**Порядок работы**
(a) Перепишите часть отрывка о комедии Мольера, начиная с «По вполне понятным» и заканчивая «в турецкого вельможу.», подставив «гости» вместо «турки».
(b) Продолжите отрывок о комедии Мольера после его последнего предложения.

**Отрывок из текста**
+ + +

По вполне понятным причинам буржуазная социология замалчивает эту деталь, но нам она кажется существенной. Кроме того, она не единственная в пьесе. Ряд других деталей ведет внимание зрителя и читателя комедии Мольера в том же направлении. Когда развертывается финальная «турецкая» церемония с посвящением Журдена в знатный сан «мамамуши», и «турки» приступают к совершению торжественного обряда, то они спрашивают Журдена: — «Ты не плут?» — «Нет, нет, нет». — «Ты не обманщик?» — «Нет, нет, нет». По-видимому, турки кое-что прослышали из того, о чем говорят соседи и о чем рассказывала матушка Журден, ибо в момент посвящения Журдена в «мамамуши» они считают необходимым совершить некое очистительное действие при помощи палочных ударов, в изобилии сыплющихся на спину «плута» и «мошенника» Журдена, превращающегося в турецкого вельможу.

+ + +

**Исходные материалы**
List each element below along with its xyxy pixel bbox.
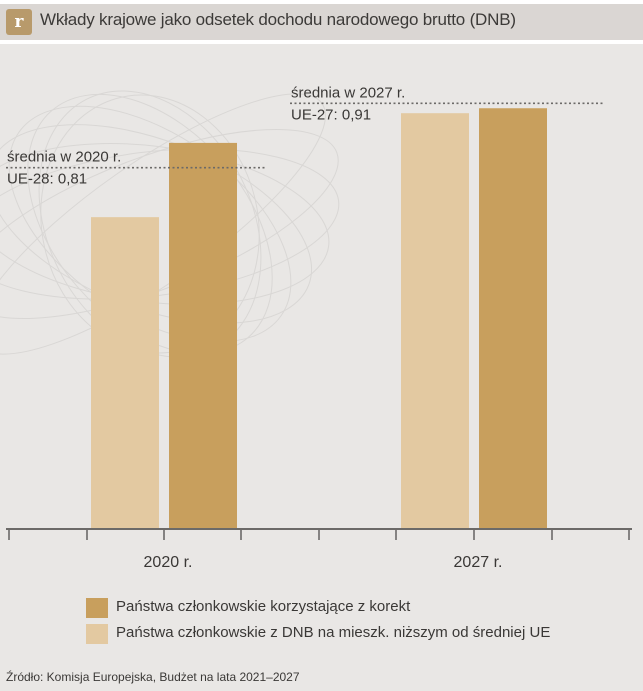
x-tick-label-2020: 2020 r. [144, 554, 193, 571]
bar-dnb-2020 [91, 217, 159, 529]
figure-header: r Wkłady krajowe jako odsetek dochodu na… [0, 0, 643, 44]
x-tick-label-2027: 2027 r. [454, 554, 503, 571]
title-bar [0, 4, 643, 40]
bar-chart: średnia w 2020 r. UE-28: 0,81 średnia w 20… [0, 84, 632, 571]
logo-glyph: r [14, 12, 24, 32]
average-value-2027: UE-27: 0,91 [291, 106, 371, 123]
chart-title: Wkłady krajowe jako odsetek dochodu naro… [40, 10, 516, 29]
bar-korekty-2027 [479, 108, 547, 529]
legend-swatch-dnb [86, 624, 108, 644]
swirl-ring [8, 105, 292, 343]
legend-label-dnb: Państwa członkowskie z DNB na mieszk. ni… [116, 624, 551, 641]
average-label-2020: średnia w 2020 r. [7, 149, 121, 166]
x-axis: 2020 r. 2027 r. [6, 528, 632, 571]
logo-icon: r [6, 9, 32, 35]
bar-dnb-2027 [401, 113, 469, 529]
legend-swatch-korekty [86, 598, 108, 618]
legend-label-korekty: Państwa członkowskie korzystające z kore… [116, 598, 411, 615]
source-note: Źródło: Komisja Europejska, Budżet na la… [6, 670, 300, 684]
average-label-2027: średnia w 2027 r. [291, 84, 405, 101]
bars-layer [91, 108, 547, 529]
average-annotations: średnia w 2020 r. UE-28: 0,81 średnia w 20… [6, 84, 604, 188]
average-value-2020: UE-28: 0,81 [7, 171, 87, 188]
bar-korekty-2020 [169, 142, 237, 529]
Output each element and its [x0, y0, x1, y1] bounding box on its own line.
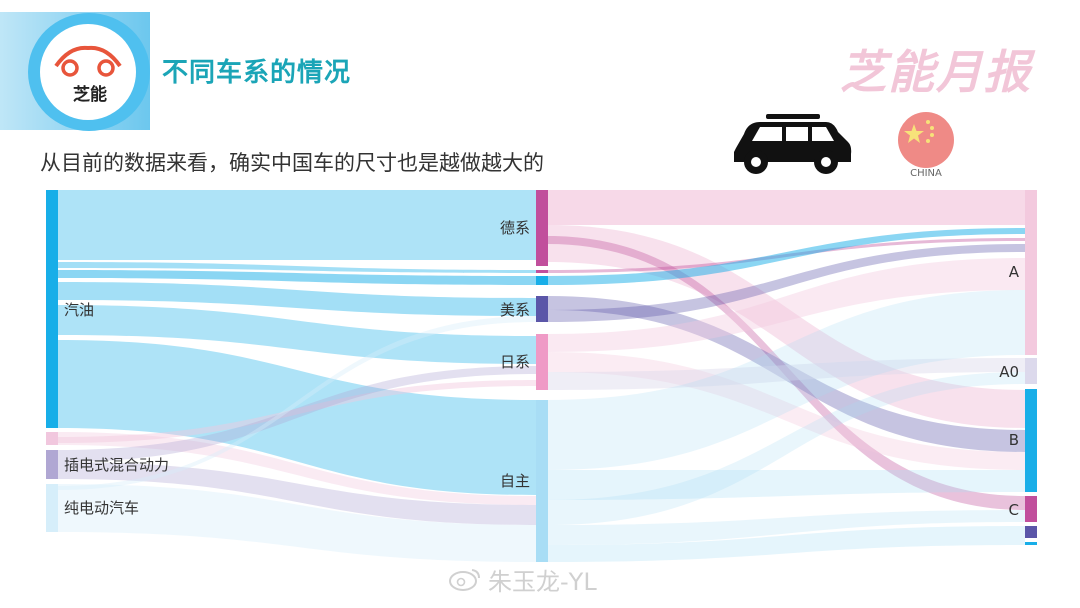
brand-title: 芝能月报: [840, 45, 1032, 99]
brand-node: [536, 270, 548, 273]
source-node: [46, 450, 58, 479]
brand-node: [536, 190, 548, 266]
link-brand-size: [548, 352, 1025, 470]
brand-node: [536, 296, 548, 322]
link-brand-size: [548, 372, 1025, 525]
sankey-links: [58, 190, 1025, 562]
brand-label: 自主: [500, 472, 530, 490]
link-source-brand: [58, 190, 536, 260]
watermark-text: 朱玉龙-YL: [488, 568, 597, 596]
size-node: [1025, 542, 1037, 545]
source-label: 汽油: [64, 301, 94, 319]
sankey-nodes: [46, 190, 1037, 562]
link-source-brand: [58, 282, 536, 316]
link-source-brand: [58, 432, 536, 505]
link-brand-size: [548, 244, 1025, 322]
link-brand-size: [548, 526, 1025, 562]
size-node: [1025, 190, 1037, 355]
brand-node: [536, 276, 548, 285]
size-label: A: [1009, 263, 1020, 281]
source-node: [46, 484, 58, 532]
link-source-brand: [58, 484, 536, 562]
brand-node: [536, 400, 548, 562]
source-node: [46, 190, 58, 428]
suv-car-icon: [734, 114, 852, 174]
logo-badge: [40, 24, 136, 120]
size-label: C: [1009, 501, 1019, 519]
link-brand-size: [548, 228, 1025, 285]
link-source-brand: [58, 340, 536, 495]
size-label: B: [1009, 431, 1019, 449]
flag-caption: CHINA: [910, 168, 942, 179]
link-source-brand: [58, 316, 536, 490]
link-source-brand: [58, 380, 536, 443]
size-label: A0: [999, 363, 1019, 381]
brand-node: [536, 334, 548, 390]
link-source-brand: [58, 305, 536, 364]
link-brand-size: [548, 290, 1025, 470]
link-brand-size: [548, 296, 1025, 452]
brand-label: 日系: [500, 353, 530, 371]
logo-text: 芝能: [73, 85, 107, 105]
link-source-brand: [58, 462, 536, 525]
weibo-icon: [449, 569, 480, 591]
link-source-brand: [58, 270, 536, 285]
source-label: 插电式混合动力: [64, 456, 169, 474]
link-brand-size: [548, 236, 1025, 510]
link-brand-size: [548, 510, 1025, 545]
source-label: 纯电动汽车: [64, 499, 139, 517]
link-source-brand: [58, 262, 536, 273]
flag-stars-icon: [904, 120, 934, 143]
brand-label: 美系: [500, 301, 530, 319]
size-node: [1025, 389, 1037, 492]
subtitle: 从目前的数据来看，确实中国车的尺寸也是越做越大的: [40, 151, 544, 175]
brand-label: 德系: [500, 219, 530, 237]
logo-car-icon: [54, 45, 122, 77]
size-node: [1025, 358, 1037, 384]
page-title: 不同车系的情况: [162, 58, 352, 88]
size-node: [1025, 496, 1037, 522]
link-brand-size: [548, 470, 1025, 500]
link-source-brand: [58, 366, 536, 462]
source-node: [46, 432, 58, 445]
size-node: [1025, 526, 1037, 538]
link-brand-size: [548, 358, 1025, 390]
link-brand-size: [548, 190, 1025, 225]
china-flag-icon: [898, 112, 954, 168]
link-brand-size: [548, 258, 1025, 352]
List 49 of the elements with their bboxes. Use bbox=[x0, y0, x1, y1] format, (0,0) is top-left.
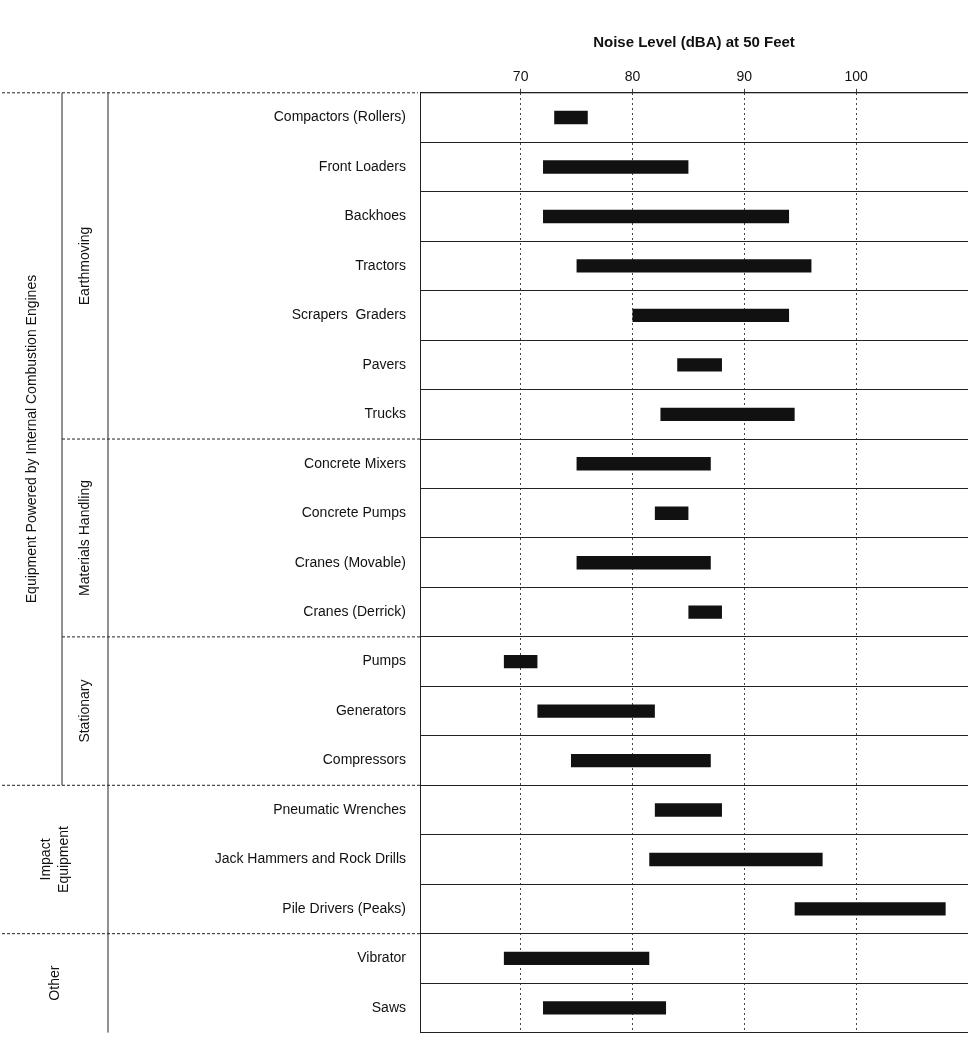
x-axis-title: Noise Level (dBA) at 50 Feet bbox=[593, 33, 795, 51]
y-tick-label: Compactors (Rollers) bbox=[273, 108, 406, 125]
y-tick-label: Tractors bbox=[355, 256, 406, 273]
x-tick-label: 100 bbox=[844, 68, 869, 85]
bar bbox=[576, 457, 711, 471]
text: Materials Handling bbox=[75, 479, 92, 596]
y-tick-label: Concrete Mixers bbox=[304, 454, 406, 471]
y-tick-label: Pumps bbox=[362, 652, 406, 669]
y-tick-label: Pneumatic Wrenches bbox=[273, 800, 406, 817]
bar bbox=[688, 605, 722, 619]
bar bbox=[537, 704, 655, 718]
bar bbox=[543, 160, 689, 174]
x-tick-label: 80 bbox=[624, 68, 641, 85]
bar bbox=[543, 1001, 667, 1015]
bar bbox=[649, 852, 823, 867]
x-tick-label: 70 bbox=[512, 68, 529, 85]
bar bbox=[794, 902, 946, 916]
y-tick-label: Backhoes bbox=[344, 207, 406, 224]
bar bbox=[543, 209, 790, 224]
bar bbox=[570, 753, 711, 768]
bar bbox=[576, 556, 711, 570]
y-tick-label: Cranes (Movable) bbox=[294, 553, 406, 570]
text: Equipment Powered by Internal Combustion Engines bbox=[22, 274, 39, 604]
text: Other bbox=[45, 965, 62, 1001]
y-tick-label: Compressors bbox=[322, 751, 406, 768]
y-tick-label: Vibrator bbox=[357, 949, 407, 966]
y-tick-label: Jack Hammers and Rock Drills bbox=[214, 850, 406, 867]
text: Stationary bbox=[75, 679, 92, 743]
bar bbox=[576, 259, 812, 273]
y-tick-label: Pile Drivers (Peaks) bbox=[282, 899, 406, 916]
y-tick-label: Generators bbox=[335, 701, 406, 718]
y-tick-label: Saws bbox=[371, 998, 406, 1015]
y-tick-label: Front Loaders bbox=[318, 157, 406, 174]
bar bbox=[654, 506, 689, 520]
text: Earthmoving bbox=[75, 226, 92, 306]
bar bbox=[503, 951, 650, 966]
bar bbox=[660, 407, 795, 421]
y-tick-label: Cranes (Derrick) bbox=[303, 603, 406, 620]
bar bbox=[554, 110, 588, 125]
y-tick-label: Trucks bbox=[364, 405, 406, 422]
y-tick-label: Pavers bbox=[362, 355, 406, 372]
x-tick-label: 90 bbox=[736, 68, 753, 85]
bar bbox=[654, 803, 722, 817]
y-tick-label: Concrete Pumps bbox=[301, 504, 406, 521]
bar bbox=[677, 358, 722, 372]
bar bbox=[632, 308, 790, 323]
bar bbox=[503, 654, 538, 669]
text: Impact Equipment bbox=[36, 825, 71, 893]
y-tick-label: Scrapers Graders bbox=[291, 306, 406, 323]
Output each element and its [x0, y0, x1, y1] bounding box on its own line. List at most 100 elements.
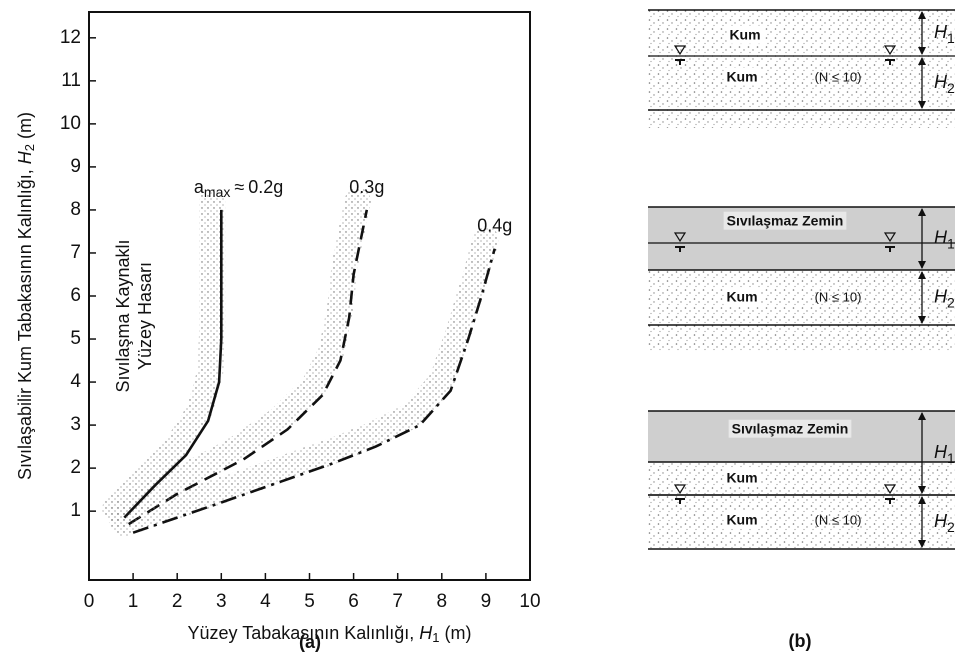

+ + +

**Ответы**
(a)
По вполне понятным причинам буржуазная социология замалчивает эту деталь, но нам она кажется существенной. Кроме того, она не единственная в пьесе. Ряд других деталей ведет внимание зрителя и читателя комедии Мольера в том же направлении. Когда развертывается финальная «турецкая» церемония с посвящением Журдена в знатный сан «мамамуши», и «гости» приступают к совершению торжественного обряда, то они спрашивают Журдена: — «Ты не плут?» — «Нет, нет, нет». — «Ты не обманщик?» — «Нет, нет, нет». По-видимому, гости кое-что прослышали из того, о чем говорят соседи и о чем рассказывала матушка Журден, ибо в момент посвящения Журдена в «мамамуши» они считают необходимым совершить некое очистительное действие при помощи палочных ударов, в изобилии сыплющихся на спину «плута» и «мошенника» Журдена, превращающегося в турецкого вельможу.

(b)
Весьма показателен также и тот разговор, который происходит в самом начале пьесы между учителем музыки и учителем танцев, пришедшими обучать разбогатевшего Журдена светским манерам. Учитель танцев считает, что Журден мало смыслит в том, чему его учат. Ему, художнику хореографии, кажется, что самое ужасное для искусства — «это потешать глупцов и отдавать свои произведения на варварский суд невежд». Пришествие господина Журдена, претендующего занять видное место в обществе и собирающегося стать одним из хозяинов жизни, его, художника, мало радует. Учитель музыки также считает Журдена «неучем-мещанином», который рассуждает обо всем без всякого толка. Но он признается, что «за его деньги, право, можно простить ему какую угодно глупость». Говоря это, он дает убийственную характеристику Журдена, заявляя: «Понимание вещей у него в кошельке, а похвала этого человека — деньги».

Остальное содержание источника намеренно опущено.